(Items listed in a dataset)
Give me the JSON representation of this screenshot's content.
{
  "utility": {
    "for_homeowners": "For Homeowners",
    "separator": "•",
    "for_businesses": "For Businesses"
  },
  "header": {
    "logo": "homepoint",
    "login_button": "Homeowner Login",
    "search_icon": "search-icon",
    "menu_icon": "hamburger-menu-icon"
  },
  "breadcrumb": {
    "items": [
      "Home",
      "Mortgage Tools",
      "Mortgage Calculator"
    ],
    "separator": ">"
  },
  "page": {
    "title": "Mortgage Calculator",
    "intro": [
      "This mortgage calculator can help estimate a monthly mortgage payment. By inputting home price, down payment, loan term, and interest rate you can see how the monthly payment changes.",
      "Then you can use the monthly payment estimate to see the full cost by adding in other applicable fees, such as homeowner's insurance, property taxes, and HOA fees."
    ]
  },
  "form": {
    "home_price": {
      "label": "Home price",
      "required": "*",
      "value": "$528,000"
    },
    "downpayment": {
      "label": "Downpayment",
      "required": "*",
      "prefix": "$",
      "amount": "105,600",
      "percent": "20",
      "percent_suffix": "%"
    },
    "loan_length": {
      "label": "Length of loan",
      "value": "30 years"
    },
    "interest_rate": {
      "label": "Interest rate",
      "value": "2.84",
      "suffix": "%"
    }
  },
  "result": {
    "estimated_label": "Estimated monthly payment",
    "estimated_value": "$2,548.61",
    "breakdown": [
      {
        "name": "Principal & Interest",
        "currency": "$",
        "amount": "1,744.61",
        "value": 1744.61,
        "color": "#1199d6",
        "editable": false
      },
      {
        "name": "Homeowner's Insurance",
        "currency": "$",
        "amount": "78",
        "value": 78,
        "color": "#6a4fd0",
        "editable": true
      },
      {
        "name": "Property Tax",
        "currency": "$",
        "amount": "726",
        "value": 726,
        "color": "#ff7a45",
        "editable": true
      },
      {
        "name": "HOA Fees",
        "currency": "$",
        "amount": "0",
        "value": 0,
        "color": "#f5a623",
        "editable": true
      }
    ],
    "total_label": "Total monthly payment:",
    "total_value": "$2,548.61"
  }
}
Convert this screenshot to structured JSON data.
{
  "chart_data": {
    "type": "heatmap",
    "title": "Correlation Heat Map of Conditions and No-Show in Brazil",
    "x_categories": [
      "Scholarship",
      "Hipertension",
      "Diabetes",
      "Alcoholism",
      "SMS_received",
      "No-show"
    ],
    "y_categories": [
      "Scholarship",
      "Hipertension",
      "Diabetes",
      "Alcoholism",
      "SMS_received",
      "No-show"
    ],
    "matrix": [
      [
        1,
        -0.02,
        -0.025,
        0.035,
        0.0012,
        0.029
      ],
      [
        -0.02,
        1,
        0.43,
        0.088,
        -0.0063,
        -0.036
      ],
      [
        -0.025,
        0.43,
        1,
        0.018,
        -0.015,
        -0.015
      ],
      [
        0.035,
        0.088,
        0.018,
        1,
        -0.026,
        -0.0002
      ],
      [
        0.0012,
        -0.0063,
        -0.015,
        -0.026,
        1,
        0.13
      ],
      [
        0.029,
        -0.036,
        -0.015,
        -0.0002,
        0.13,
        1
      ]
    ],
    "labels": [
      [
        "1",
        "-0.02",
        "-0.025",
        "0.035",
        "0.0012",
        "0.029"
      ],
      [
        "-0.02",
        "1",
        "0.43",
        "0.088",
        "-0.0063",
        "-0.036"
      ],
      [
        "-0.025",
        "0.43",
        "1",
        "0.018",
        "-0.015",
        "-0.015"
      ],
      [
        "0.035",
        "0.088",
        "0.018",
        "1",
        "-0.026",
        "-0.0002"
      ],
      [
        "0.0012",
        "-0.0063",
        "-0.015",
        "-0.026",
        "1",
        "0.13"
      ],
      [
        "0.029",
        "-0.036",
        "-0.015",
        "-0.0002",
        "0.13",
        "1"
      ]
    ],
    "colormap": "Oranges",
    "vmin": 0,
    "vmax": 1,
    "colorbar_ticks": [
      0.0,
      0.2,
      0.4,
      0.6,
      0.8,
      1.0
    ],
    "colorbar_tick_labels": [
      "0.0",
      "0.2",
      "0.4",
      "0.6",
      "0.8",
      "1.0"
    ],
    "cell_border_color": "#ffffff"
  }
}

Job: Reproduce the records above exactly as they appear.

Exercise output:
Give me the JSON representation of this screenshot's content.
{
  "utility": {
    "for_homeowners": "For Homeowners",
    "separator": "•",
    "for_businesses": "For Businesses"
  },
  "header": {
    "logo": "homepoint",
    "login_button": "Homeowner Login",
    "search_icon": "search-icon",
    "menu_icon": "hamburger-menu-icon"
  },
  "breadcrumb": {
    "items": [
      "Home",
      "Mortgage Tools",
      "Mortgage Calculator"
    ],
    "separator": ">"
  },
  "page": {
    "title": "Mortgage Calculator",
    "intro": [
      "This mortgage calculator can help estimate a monthly mortgage payment. By inputting home price, down payment, loan term, and interest rate you can see how the monthly payment changes.",
      "Then you can use the monthly payment estimate to see the full cost by adding in other applicable fees, such as homeowner's insurance, property taxes, and HOA fees."
    ]
  },
  "form": {
    "home_price": {
      "label": "Home price",
      "required": "*",
      "value": "$528,000"
    },
    "downpayment": {
      "label": "Downpayment",
      "required": "*",
      "prefix": "$",
      "amount": "105,600",
      "percent": "20",
      "percent_suffix": "%"
    },
    "loan_length": {
      "label": "Length of loan",
      "value": "30 years"
    },
    "interest_rate": {
      "label": "Interest rate",
      "value": "2.84",
      "suffix": "%"
    }
  },
  "result": {
    "estimated_label": "Estimated monthly payment",
    "estimated_value": "$2,548.61",
    "breakdown": [
      {
        "name": "Principal & Interest",
        "currency": "$",
        "amount": "1,744.61",
        "value": 1744.61,
        "color": "#1199d6",
        "editable": false
      },
      {
        "name": "Homeowner's Insurance",
        "currency": "$",
        "amount": "78",
        "value": 78,
        "color": "#6a4fd0",
        "editable": true
      },
      {
        "name": "Property Tax",
        "currency": "$",
        "amount": "726",
        "value": 726,
        "color": "#ff7a45",
        "editable": true
      },
      {
        "name": "HOA Fees",
        "currency": "$",
        "amount": "0",
        "value": 0,
        "color": "#f5a623",
        "editable": true
      }
    ],
    "total_label": "Total monthly payment:",
    "total_value": "$2,548.61"
  }
}
Convert this screenshot to structured JSON data.
{
  "chart_data": {
    "type": "heatmap",
    "title": "Correlation Heat Map of Conditions and No-Show in Brazil",
    "x_categories": [
      "Scholarship",
      "Hipertension",
      "Diabetes",
      "Alcoholism",
      "SMS_received",
      "No-show"
    ],
    "y_categories": [
      "Scholarship",
      "Hipertension",
      "Diabetes",
      "Alcoholism",
      "SMS_received",
      "No-show"
    ],
    "matrix": [
      [
        1,
        -0.02,
        -0.025,
        0.035,
        0.0012,
        0.029
      ],
      [
        -0.02,
        1,
        0.43,
        0.088,
        -0.0063,
        -0.036
      ],
      [
        -0.025,
        0.43,
        1,
        0.018,
        -0.015,
        -0.015
      ],
      [
        0.035,
        0.088,
        0.018,
        1,
        -0.026,
        -0.0002
      ],
      [
        0.0012,
        -0.0063,
        -0.015,
        -0.026,
        1,
        0.13
      ],
      [
        0.029,
        -0.036,
        -0.015,
        -0.0002,
        0.13,
        1
      ]
    ],
    "labels": [
      [
        "1",
        "-0.02",
        "-0.025",
        "0.035",
        "0.0012",
        "0.029"
      ],
      [
        "-0.02",
        "1",
        "0.43",
        "0.088",
        "-0.0063",
        "-0.036"
      ],
      [
        "-0.025",
        "0.43",
        "1",
        "0.018",
        "-0.015",
        "-0.015"
      ],
      [
        "0.035",
        "0.088",
        "0.018",
        "1",
        "-0.026",
        "-0.0002"
      ],
      [
        "0.0012",
        "-0.0063",
        "-0.015",
        "-0.026",
        "1",
        "0.13"
      ],
      [
        "0.029",
        "-0.036",
        "-0.015",
        "-0.0002",
        "0.13",
        "1"
      ]
    ],
    "colormap": "Oranges",
    "vmin": 0,
    "vmax": 1,
    "colorbar_ticks": [
      0.0,
      0.2,
      0.4,
      0.6,
      0.8,
      1.0
    ],
    "colorbar_tick_labels": [
      "0.0",
      "0.2",
      "0.4",
      "0.6",
      "0.8",
      "1.0"
    ],
    "cell_border_color": "#ffffff"
  }
}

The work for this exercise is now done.